Which lines include the word "КВВТ"? Copy each of them.

--- start PROVIDED MATERIAL ---

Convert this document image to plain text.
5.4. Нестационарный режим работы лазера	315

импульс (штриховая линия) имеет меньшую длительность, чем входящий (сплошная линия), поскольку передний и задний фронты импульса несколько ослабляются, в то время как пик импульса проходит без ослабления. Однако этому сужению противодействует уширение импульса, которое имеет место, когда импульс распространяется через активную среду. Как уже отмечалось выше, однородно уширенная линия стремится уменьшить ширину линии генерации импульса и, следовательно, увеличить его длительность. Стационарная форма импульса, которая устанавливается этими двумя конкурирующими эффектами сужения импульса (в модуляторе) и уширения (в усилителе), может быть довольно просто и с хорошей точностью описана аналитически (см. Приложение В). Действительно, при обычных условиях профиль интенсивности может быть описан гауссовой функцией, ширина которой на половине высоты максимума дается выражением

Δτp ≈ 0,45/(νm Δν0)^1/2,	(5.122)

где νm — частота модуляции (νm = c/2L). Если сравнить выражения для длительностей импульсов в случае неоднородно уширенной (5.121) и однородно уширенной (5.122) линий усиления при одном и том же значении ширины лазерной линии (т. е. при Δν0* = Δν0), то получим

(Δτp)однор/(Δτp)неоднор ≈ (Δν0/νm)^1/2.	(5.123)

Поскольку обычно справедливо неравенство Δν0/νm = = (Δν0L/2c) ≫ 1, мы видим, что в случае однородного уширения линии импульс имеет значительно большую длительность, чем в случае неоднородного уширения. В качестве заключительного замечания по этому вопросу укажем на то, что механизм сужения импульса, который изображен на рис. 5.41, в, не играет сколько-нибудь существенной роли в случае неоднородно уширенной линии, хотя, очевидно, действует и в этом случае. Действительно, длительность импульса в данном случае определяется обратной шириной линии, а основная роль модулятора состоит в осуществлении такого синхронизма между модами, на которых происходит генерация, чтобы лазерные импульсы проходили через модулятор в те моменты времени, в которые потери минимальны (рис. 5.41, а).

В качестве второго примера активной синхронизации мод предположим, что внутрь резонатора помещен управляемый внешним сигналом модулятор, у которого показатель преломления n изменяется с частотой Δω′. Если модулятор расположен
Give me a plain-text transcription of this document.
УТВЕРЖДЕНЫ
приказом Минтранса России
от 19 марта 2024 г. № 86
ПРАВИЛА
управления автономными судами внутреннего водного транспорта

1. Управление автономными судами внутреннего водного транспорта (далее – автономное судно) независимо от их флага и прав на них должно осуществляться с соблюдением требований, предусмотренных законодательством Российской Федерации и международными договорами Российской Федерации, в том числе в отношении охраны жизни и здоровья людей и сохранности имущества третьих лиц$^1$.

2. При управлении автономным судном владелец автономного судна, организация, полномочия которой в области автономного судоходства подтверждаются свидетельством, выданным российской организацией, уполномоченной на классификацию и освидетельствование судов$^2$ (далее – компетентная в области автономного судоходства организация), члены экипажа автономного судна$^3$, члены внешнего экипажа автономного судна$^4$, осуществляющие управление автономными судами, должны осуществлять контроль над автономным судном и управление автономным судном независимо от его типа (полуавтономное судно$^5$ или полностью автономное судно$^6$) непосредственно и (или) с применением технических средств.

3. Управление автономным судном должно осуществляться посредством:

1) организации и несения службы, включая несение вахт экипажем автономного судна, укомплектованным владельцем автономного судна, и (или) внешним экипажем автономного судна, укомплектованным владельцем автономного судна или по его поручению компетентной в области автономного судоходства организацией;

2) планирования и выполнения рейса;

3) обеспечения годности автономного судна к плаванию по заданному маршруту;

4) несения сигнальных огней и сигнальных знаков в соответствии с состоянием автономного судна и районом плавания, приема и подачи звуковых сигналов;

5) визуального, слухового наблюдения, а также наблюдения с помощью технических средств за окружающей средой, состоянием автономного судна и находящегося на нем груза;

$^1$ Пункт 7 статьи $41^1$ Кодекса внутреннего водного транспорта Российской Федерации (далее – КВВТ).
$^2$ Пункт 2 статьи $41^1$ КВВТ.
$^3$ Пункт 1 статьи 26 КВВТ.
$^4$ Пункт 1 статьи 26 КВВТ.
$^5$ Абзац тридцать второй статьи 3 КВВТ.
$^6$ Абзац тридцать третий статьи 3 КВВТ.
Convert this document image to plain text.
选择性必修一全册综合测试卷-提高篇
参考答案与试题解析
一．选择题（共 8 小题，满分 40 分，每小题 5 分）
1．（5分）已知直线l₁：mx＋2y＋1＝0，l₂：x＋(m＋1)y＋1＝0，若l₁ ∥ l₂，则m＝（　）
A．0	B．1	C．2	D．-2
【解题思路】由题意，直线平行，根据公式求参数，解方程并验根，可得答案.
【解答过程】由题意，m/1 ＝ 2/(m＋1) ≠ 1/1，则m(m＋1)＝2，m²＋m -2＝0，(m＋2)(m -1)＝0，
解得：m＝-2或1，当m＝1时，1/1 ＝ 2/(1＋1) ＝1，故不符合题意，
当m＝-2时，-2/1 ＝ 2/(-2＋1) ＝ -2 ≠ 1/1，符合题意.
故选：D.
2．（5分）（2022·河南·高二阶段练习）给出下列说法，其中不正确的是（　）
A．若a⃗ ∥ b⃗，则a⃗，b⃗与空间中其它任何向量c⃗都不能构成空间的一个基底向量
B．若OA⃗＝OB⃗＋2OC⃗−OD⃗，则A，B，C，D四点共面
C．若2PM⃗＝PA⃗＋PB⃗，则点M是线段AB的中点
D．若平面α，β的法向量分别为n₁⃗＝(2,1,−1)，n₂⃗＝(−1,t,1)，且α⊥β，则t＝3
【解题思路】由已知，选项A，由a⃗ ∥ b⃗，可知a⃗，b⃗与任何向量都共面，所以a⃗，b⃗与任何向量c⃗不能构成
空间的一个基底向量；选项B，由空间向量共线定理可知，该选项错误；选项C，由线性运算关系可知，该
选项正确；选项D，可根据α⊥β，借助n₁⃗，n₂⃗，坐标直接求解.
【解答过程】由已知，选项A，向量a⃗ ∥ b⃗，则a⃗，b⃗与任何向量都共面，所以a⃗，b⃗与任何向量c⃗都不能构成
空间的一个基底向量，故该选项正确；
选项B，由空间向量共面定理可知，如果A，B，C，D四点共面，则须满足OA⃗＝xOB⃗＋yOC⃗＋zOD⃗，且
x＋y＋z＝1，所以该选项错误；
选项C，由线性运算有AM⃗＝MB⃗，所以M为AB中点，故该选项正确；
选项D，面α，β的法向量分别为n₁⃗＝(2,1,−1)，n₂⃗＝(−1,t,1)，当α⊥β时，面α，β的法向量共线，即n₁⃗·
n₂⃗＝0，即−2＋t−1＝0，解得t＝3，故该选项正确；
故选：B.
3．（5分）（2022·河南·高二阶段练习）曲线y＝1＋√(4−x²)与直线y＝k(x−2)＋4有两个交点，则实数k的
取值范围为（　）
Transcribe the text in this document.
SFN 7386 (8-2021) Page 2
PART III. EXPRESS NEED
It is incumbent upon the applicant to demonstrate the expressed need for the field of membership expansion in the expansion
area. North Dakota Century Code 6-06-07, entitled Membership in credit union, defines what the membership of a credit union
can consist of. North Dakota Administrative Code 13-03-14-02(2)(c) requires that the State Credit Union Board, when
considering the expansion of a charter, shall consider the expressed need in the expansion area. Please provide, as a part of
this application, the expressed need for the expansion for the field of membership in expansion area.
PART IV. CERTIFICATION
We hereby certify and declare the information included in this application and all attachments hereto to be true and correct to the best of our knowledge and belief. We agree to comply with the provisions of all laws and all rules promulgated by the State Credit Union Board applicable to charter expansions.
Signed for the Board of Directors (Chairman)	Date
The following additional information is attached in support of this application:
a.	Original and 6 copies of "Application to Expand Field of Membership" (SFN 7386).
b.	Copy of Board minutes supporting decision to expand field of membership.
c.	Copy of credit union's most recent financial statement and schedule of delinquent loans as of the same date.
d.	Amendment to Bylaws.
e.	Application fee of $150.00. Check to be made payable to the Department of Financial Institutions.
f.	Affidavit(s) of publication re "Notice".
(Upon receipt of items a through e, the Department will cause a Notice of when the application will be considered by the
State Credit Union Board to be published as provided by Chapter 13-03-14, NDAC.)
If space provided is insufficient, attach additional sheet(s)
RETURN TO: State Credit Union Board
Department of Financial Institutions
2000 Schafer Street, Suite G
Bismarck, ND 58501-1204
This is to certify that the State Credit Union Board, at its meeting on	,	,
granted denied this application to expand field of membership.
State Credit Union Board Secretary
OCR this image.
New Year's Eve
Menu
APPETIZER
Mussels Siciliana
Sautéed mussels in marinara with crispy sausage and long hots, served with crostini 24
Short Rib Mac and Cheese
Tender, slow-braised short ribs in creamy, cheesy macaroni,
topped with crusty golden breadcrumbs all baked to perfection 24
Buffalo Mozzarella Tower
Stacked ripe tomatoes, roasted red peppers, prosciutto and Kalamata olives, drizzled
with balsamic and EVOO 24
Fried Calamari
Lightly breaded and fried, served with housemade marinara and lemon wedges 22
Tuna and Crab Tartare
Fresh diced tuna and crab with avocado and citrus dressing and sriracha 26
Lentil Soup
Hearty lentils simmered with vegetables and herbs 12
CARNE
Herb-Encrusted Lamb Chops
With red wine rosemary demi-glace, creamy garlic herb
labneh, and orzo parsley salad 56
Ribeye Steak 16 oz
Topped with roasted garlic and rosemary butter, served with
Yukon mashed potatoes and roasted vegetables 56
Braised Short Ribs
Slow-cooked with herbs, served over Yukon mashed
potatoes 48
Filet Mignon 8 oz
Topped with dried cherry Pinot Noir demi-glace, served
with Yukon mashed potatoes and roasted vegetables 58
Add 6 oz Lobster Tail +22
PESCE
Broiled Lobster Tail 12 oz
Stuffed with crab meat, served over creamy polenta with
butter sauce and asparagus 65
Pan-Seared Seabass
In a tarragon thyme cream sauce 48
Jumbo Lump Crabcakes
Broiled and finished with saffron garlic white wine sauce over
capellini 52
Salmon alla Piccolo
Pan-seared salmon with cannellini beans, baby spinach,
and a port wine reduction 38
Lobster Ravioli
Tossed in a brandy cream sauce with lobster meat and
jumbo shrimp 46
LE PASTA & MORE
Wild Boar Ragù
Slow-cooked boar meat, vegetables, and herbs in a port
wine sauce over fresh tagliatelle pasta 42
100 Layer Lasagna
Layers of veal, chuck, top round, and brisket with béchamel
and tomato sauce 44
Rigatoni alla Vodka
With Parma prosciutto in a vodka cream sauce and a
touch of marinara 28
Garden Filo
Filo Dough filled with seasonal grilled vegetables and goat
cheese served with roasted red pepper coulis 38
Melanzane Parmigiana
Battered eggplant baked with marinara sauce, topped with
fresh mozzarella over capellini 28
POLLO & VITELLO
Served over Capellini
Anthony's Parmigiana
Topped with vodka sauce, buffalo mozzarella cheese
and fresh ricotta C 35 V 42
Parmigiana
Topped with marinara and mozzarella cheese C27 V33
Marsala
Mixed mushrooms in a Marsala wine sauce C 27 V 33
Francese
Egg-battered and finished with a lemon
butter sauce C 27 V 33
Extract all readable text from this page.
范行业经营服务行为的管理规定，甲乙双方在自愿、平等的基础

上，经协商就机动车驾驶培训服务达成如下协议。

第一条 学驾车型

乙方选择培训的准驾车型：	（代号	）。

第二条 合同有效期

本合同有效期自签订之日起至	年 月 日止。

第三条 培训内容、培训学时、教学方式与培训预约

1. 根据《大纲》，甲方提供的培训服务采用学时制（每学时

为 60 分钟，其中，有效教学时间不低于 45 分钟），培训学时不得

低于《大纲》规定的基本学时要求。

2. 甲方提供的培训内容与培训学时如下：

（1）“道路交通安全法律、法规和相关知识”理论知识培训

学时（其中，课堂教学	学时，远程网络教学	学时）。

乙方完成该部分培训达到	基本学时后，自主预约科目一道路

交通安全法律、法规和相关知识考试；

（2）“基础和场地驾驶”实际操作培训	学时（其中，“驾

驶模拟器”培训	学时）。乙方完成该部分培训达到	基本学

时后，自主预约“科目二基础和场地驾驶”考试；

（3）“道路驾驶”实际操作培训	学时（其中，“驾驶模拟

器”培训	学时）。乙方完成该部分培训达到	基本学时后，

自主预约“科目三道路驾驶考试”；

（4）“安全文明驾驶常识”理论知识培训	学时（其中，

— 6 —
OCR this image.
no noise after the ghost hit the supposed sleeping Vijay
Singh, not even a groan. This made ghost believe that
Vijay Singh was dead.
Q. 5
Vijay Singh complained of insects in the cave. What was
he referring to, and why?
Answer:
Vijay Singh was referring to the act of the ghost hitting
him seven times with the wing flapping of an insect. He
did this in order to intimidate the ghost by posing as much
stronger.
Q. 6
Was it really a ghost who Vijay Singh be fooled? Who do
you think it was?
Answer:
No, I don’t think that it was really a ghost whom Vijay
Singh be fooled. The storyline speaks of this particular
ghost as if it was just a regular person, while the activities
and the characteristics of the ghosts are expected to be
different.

--- end PROVIDED MATERIAL ---

### THE RESPONSE
$^1$ Пункт 7 статьи $41^1$ Кодекса внутреннего водного транспорта Российской Федерации (далее – КВВТ).
$^2$ Пункт 2 статьи $41^1$ КВВТ.
$^3$ Пункт 1 статьи 26 КВВТ.
$^4$ Пункт 1 статьи 26 КВВТ.
$^5$ Абзац тридцать второй статьи 3 КВВТ.
$^6$ Абзац тридцать третий статьи 3 КВВТ.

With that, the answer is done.